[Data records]
* BEGIN *
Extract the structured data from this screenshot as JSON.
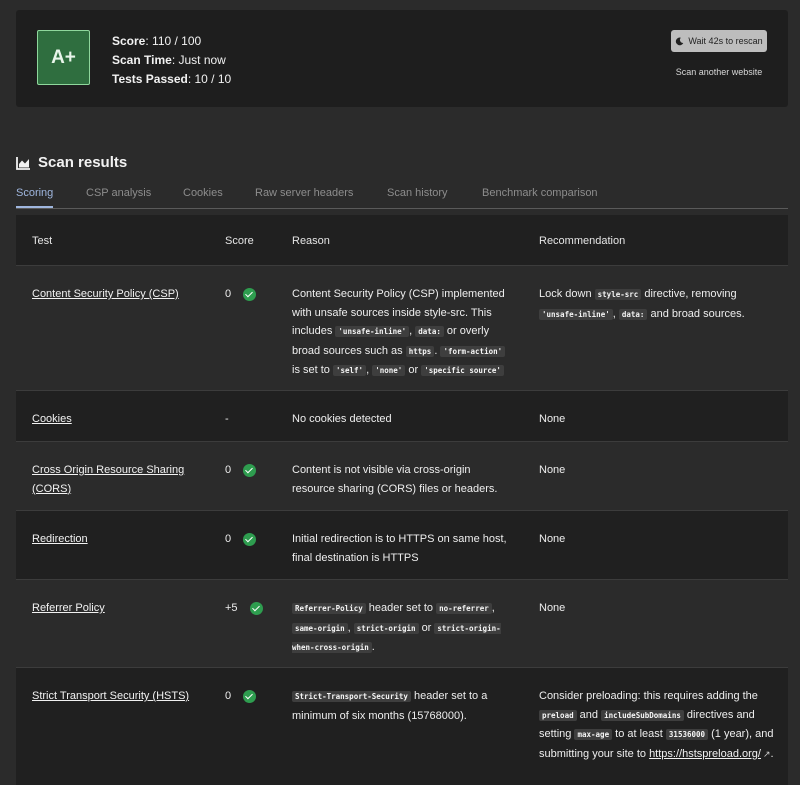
{
  "summary": {
    "grade": "A+",
    "score_label": "Score",
    "score_value": "110 / 100",
    "scan_time_label": "Scan Time",
    "scan_time_value": "Just now",
    "tests_passed_label": "Tests Passed",
    "tests_passed_value": "10 / 10",
    "rescan_label": "Wait 42s to rescan",
    "scan_another_label": "Scan another website",
    "colors": {
      "grade_bg": "#2f6e3f",
      "grade_border": "#8fd79c"
    }
  },
  "section": {
    "title": "Scan results",
    "icon": "area-chart-icon"
  },
  "tabs": [
    {
      "label": "Scoring",
      "active": true
    },
    {
      "label": "CSP analysis",
      "active": false
    },
    {
      "label": "Cookies",
      "active": false
    },
    {
      "label": "Raw server headers",
      "active": false
    },
    {
      "label": "Scan history",
      "active": false
    },
    {
      "label": "Benchmark comparison",
      "active": false
    }
  ],
  "table": {
    "headers": {
      "test": "Test",
      "score": "Score",
      "reason": "Reason",
      "recommendation": "Recommendation"
    },
    "rows": {
      "csp": {
        "test": "Content Security Policy (CSP)",
        "score": "0",
        "passed": true,
        "reason": {
          "t1": "Content Security Policy (CSP) implemented with unsafe sources inside style-src. This includes",
          "c1": "'unsafe-inline'",
          "t2": ",",
          "c2": "data:",
          "t3": "or overly broad sources such as",
          "c3": "https",
          "t4": ".",
          "c4": "'form-action'",
          "t5": "is set to",
          "c5": "'self'",
          "t6": ",",
          "c6": "'none'",
          "t7": "or",
          "c7": "'specific source'"
        },
        "recommendation": {
          "t1": "Lock down",
          "c1": "style-src",
          "t2": "directive, removing",
          "c2": "'unsafe-inline'",
          "t3": ",",
          "c3": "data:",
          "t4": "and broad sources."
        }
      },
      "cookies": {
        "test": "Cookies",
        "score": "-",
        "reason": "No cookies detected",
        "recommendation": "None"
      },
      "cors": {
        "test": "Cross Origin Resource Sharing (CORS)",
        "score": "0",
        "passed": true,
        "reason": "Content is not visible via cross-origin resource sharing (CORS) files or headers.",
        "recommendation": "None"
      },
      "redirection": {
        "test": "Redirection",
        "score": "0",
        "passed": true,
        "reason": "Initial redirection is to HTTPS on same host, final destination is HTTPS",
        "recommendation": "None"
      },
      "referrer": {
        "test": "Referrer Policy",
        "score": "+5",
        "passed": true,
        "reason": {
          "c1": "Referrer-Policy",
          "t1": "header set to",
          "c2": "no-referrer",
          "t2": ",",
          "c3": "same-origin",
          "t3": ",",
          "c4": "strict-origin",
          "t4": "or",
          "c5": "strict-origin-when-cross-origin",
          "t5": "."
        },
        "recommendation": "None"
      },
      "hsts": {
        "test": "Strict Transport Security (HSTS)",
        "score": "0",
        "passed": true,
        "reason": {
          "c1": "Strict-Transport-Security",
          "t1": "header set to a minimum of six months (15768000)."
        },
        "recommendation": {
          "t1": "Consider preloading: this requires adding the",
          "c1": "preload",
          "t2": "and",
          "c2": "includeSubDomains",
          "t3": "directives and setting",
          "c3": "max-age",
          "t4": "to at least",
          "c4": "31536000",
          "t5": "(1 year), and submitting your site to",
          "link": "https://hstspreload.org/",
          "t6": "."
        }
      }
    }
  }
}
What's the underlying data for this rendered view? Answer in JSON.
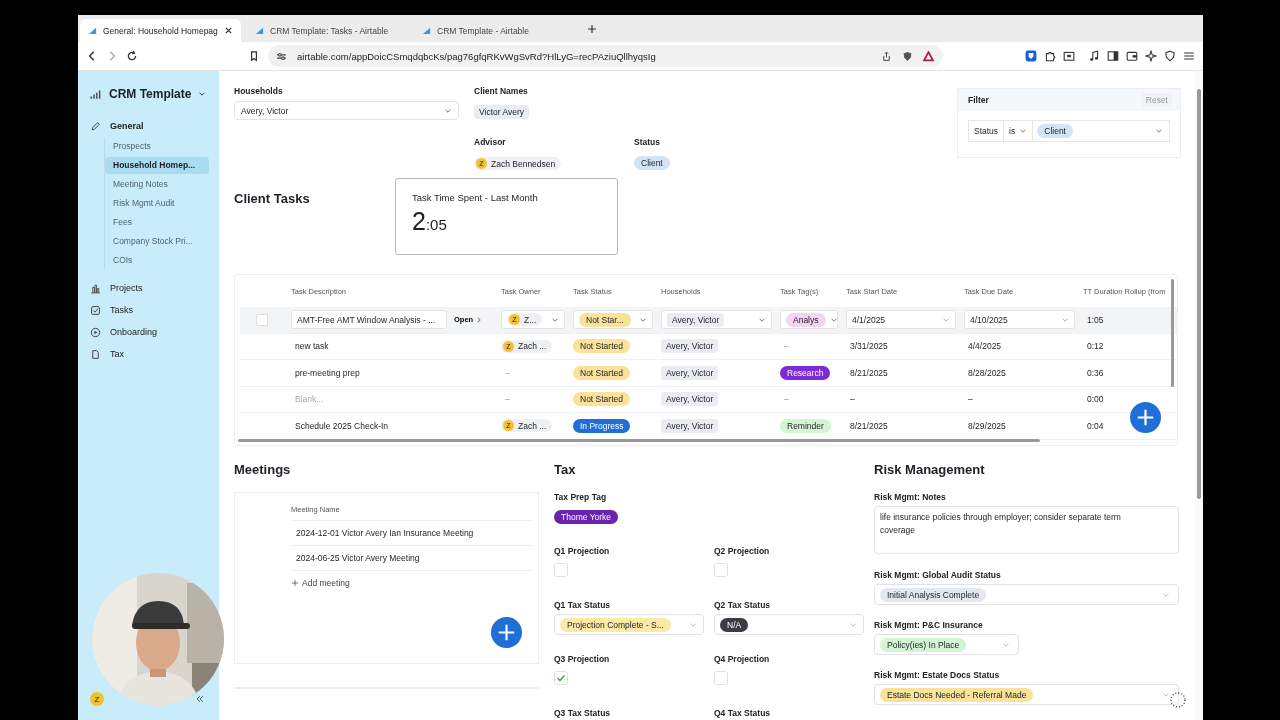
{
  "browser": {
    "tabs": [
      {
        "title": "General: Household Homepag",
        "selected": true
      },
      {
        "title": "CRM Template: Tasks - Airtable",
        "selected": false
      },
      {
        "title": "CRM Template - Airtable",
        "selected": false
      }
    ],
    "url": "airtable.com/appDoicCSmqdqbcKs/pag76gfqRKvWgSvRd?HlLyG=recPAziuQllhyqsIg"
  },
  "sidebar": {
    "title": "CRM Template",
    "sections": [
      {
        "label": "General",
        "children": [
          {
            "label": "Prospects",
            "selected": false
          },
          {
            "label": "Household Homep...",
            "selected": true
          },
          {
            "label": "Meeting Notes",
            "selected": false
          },
          {
            "label": "Risk Mgmt Audit",
            "selected": false
          },
          {
            "label": "Fees",
            "selected": false
          },
          {
            "label": "Company Stock Pri...",
            "selected": false
          },
          {
            "label": "COIs",
            "selected": false
          }
        ]
      },
      {
        "label": "Projects"
      },
      {
        "label": "Tasks"
      },
      {
        "label": "Onboarding"
      },
      {
        "label": "Tax"
      }
    ],
    "user_initial": "Z"
  },
  "record": {
    "households": {
      "label": "Households",
      "value": "Avery, Victor"
    },
    "client_names": {
      "label": "Client Names",
      "value": "Victor Avery"
    },
    "advisor": {
      "label": "Advisor",
      "initial": "Z",
      "name": "Zach Bennedsen"
    },
    "status": {
      "label": "Status",
      "value": "Client"
    }
  },
  "filter": {
    "title": "Filter",
    "reset": "Reset",
    "field": "Status",
    "operator": "is",
    "value": "Client"
  },
  "client_tasks": {
    "heading": "Client Tasks",
    "metric": {
      "title": "Task Time Spent - Last Month",
      "value_main": "2",
      "value_minor": ":05"
    },
    "table": {
      "columns": [
        "Task Description",
        "Task Owner",
        "Task Status",
        "Households",
        "Task Tag(s)",
        "Task Start Date",
        "Task Due Date",
        "TT Duration Rollup (from"
      ],
      "rows": [
        {
          "selected": true,
          "description": "AMT-Free AMT Window Analysis - ...",
          "open": "Open",
          "owner": {
            "initial": "Z",
            "name": "Z..."
          },
          "status": {
            "label": "Not Star...",
            "color": "#fbe29a"
          },
          "household": "Avery, Victor",
          "tag": {
            "label": "Analys",
            "color": "#f5d3f3"
          },
          "start": "4/1/2025",
          "due": "4/10/2025",
          "duration": "1:05"
        },
        {
          "selected": false,
          "description": "new task",
          "owner": {
            "initial": "Z",
            "name": "Zach ..."
          },
          "status": {
            "label": "Not Started",
            "color": "#fbe29a"
          },
          "household": "Avery, Victor",
          "tag": "–",
          "start": "3/31/2025",
          "due": "4/4/2025",
          "duration": "0:12"
        },
        {
          "selected": false,
          "description": "pre-meeting prep",
          "owner": "–",
          "status": {
            "label": "Not Started",
            "color": "#fbe29a"
          },
          "household": "Avery, Victor",
          "tag": {
            "label": "Research",
            "color": "#7c2bd4"
          },
          "start": "8/21/2025",
          "due": "8/28/2025",
          "duration": "0:36"
        },
        {
          "selected": false,
          "placeholder": "Blank...",
          "owner": "–",
          "status": {
            "label": "Not Started",
            "color": "#fbe29a"
          },
          "household": "Avery, Victor",
          "tag": "–",
          "start": "–",
          "due": "–",
          "duration": "0:00"
        },
        {
          "selected": false,
          "description": "Schedule 2025 Check-In",
          "owner": {
            "initial": "Z",
            "name": "Zach ..."
          },
          "status": {
            "label": "In Progress",
            "color": "#1f6fd6"
          },
          "household": "Avery, Victor",
          "tag": {
            "label": "Reminder",
            "color": "#d3f5d6"
          },
          "start": "8/21/2025",
          "due": "8/29/2025",
          "duration": "0:04"
        }
      ]
    }
  },
  "meetings": {
    "heading": "Meetings",
    "column": "Meeting Name",
    "rows": [
      "2024-12-01 Victor Avery Ian Insurance Meeting",
      "2024-06-25 Victor Avery Meeting"
    ],
    "add": "Add meeting"
  },
  "tax": {
    "heading": "Tax",
    "prep_tag": {
      "label": "Tax Prep Tag",
      "value": "Thome Yorke",
      "color": "#6a23b0"
    },
    "fields": [
      {
        "kind": "checkbox",
        "label": "Q1 Projection",
        "checked": false
      },
      {
        "kind": "checkbox",
        "label": "Q2 Projection",
        "checked": false
      },
      {
        "kind": "select",
        "label": "Q1 Tax Status",
        "value": "Projection Complete - S...",
        "color": "#fbe9a8"
      },
      {
        "kind": "select",
        "label": "Q2 Tax Status",
        "value": "N/A",
        "color": "#3a3d42"
      },
      {
        "kind": "checkbox",
        "label": "Q3 Projection",
        "checked": true
      },
      {
        "kind": "checkbox",
        "label": "Q4 Projection",
        "checked": false
      },
      {
        "kind": "select",
        "label": "Q3 Tax Status"
      },
      {
        "kind": "select",
        "label": "Q4 Tax Status"
      }
    ]
  },
  "risk": {
    "heading": "Risk Management",
    "notes": {
      "label": "Risk Mgmt: Notes",
      "value": "life insurance policies through employer; consider separate term coverage"
    },
    "fields": [
      {
        "label": "Risk Mgmt: Global Audit Status",
        "value": "Initial Analysis Complete",
        "color": "#e3e8ef"
      },
      {
        "label": "Risk Mgmt: P&C Insurance",
        "value": "Policy(ies) In Place",
        "color": "#d3f5d6"
      },
      {
        "label": "Risk Mgmt: Estate Docs Status",
        "value": "Estate Docs Needed - Referral Made",
        "color": "#fbe29a"
      }
    ]
  }
}
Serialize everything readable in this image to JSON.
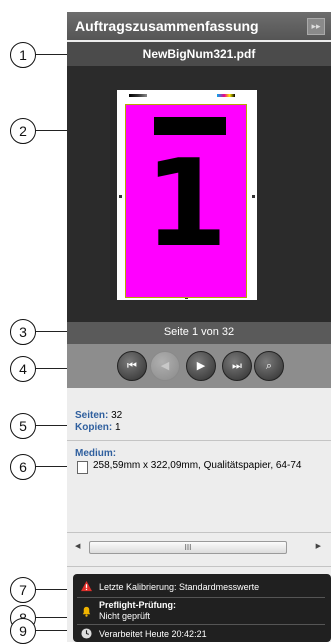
{
  "header": {
    "title": "Auftragszusammenfassung",
    "collapse_icon": "double-arrow-right-icon"
  },
  "file": {
    "name": "NewBigNum321.pdf"
  },
  "preview": {
    "page_number_glyph": "1",
    "page_color": "#ff00ff"
  },
  "page_info": "Seite 1 von 32",
  "nav": {
    "first_icon": "skip-first-icon",
    "first_glyph": "⏮",
    "prev_icon": "prev-icon",
    "prev_glyph": "◀",
    "next_icon": "next-icon",
    "next_glyph": "▶",
    "last_icon": "skip-last-icon",
    "last_glyph": "⏭",
    "zoom_icon": "magnifier-icon",
    "zoom_glyph": "⌕"
  },
  "stats": {
    "pages_label": "Seiten:",
    "pages_value": "32",
    "copies_label": "Kopien:",
    "copies_value": "1"
  },
  "medium": {
    "label": "Medium:",
    "value": "258,59mm x 322,09mm, Qualitätspapier, 64-74"
  },
  "scrollbar": {
    "thumb_grip": "III"
  },
  "status": {
    "calibration": "Letzte Kalibrierung: Standardmesswerte",
    "preflight_title": "Preflight-Prüfung:",
    "preflight_value": "Nicht geprüft",
    "processed": "Verarbeitet Heute 20:42:21"
  },
  "callouts": [
    "1",
    "2",
    "3",
    "4",
    "5",
    "6",
    "7",
    "8",
    "9"
  ]
}
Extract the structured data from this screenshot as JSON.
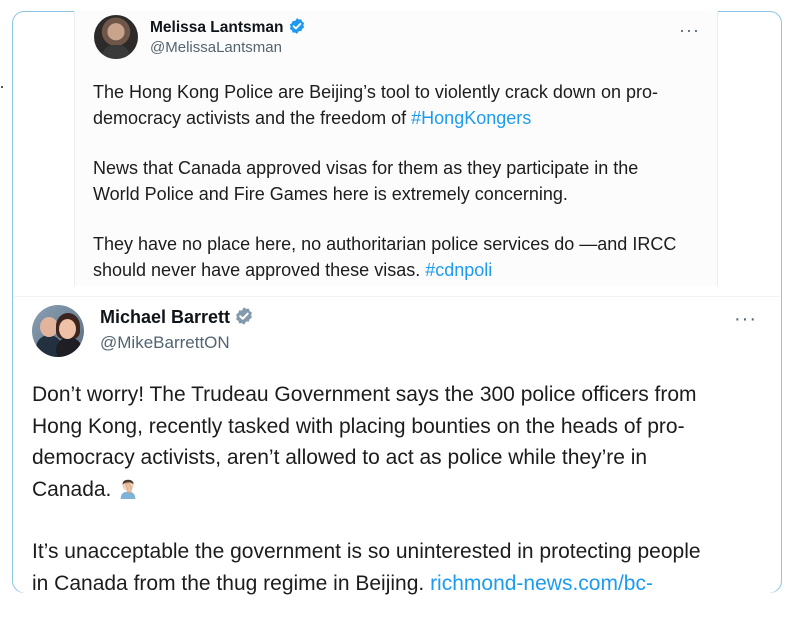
{
  "quoted_tweet": {
    "author_name": "Melissa Lantsman",
    "handle": "@MelissaLantsman",
    "more_label": "···",
    "paragraphs": [
      {
        "line1": "The Hong Kong Police are Beijing’s tool to violently crack down on pro-",
        "line2_prefix": "democracy activists and the freedom of ",
        "line2_hashtag": "#HongKongers"
      },
      {
        "line1": "News that Canada approved visas for them as they participate in the",
        "line2": "World Police and Fire Games here is extremely concerning."
      },
      {
        "line1": "They have no place here, no authoritarian police services do —and IRCC",
        "line2_prefix": "should never have approved these visas. ",
        "line2_hashtag": "#cdnpoli"
      }
    ]
  },
  "main_tweet": {
    "author_name": "Michael Barrett",
    "handle": "@MikeBarrettON",
    "more_label": "···",
    "paragraph1_lines": [
      "Don’t worry! The Trudeau Government says the 300 police officers from",
      "Hong Kong, recently tasked with placing bounties on the heads of pro-",
      "democracy activists, aren’t allowed to act as police while they’re in"
    ],
    "paragraph1_last": "Canada.",
    "emoji_name": "man-facepalming-icon",
    "paragraph2_line1": "It’s unacceptable the government is so uninterested in protecting people",
    "paragraph2_line2_prefix": "in Canada from the thug regime in Beijing. ",
    "paragraph2_link": "richmond-news.com/bc-"
  },
  "colors": {
    "link": "#1d9bf0",
    "verified_blue": "#1d9bf0",
    "verified_gray": "#829aab",
    "frame_border": "#8ec5e6",
    "secondary_text": "#536471"
  }
}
* END *
Look through the listing above and count the lines where the string "approved" appears. Report the number only.

2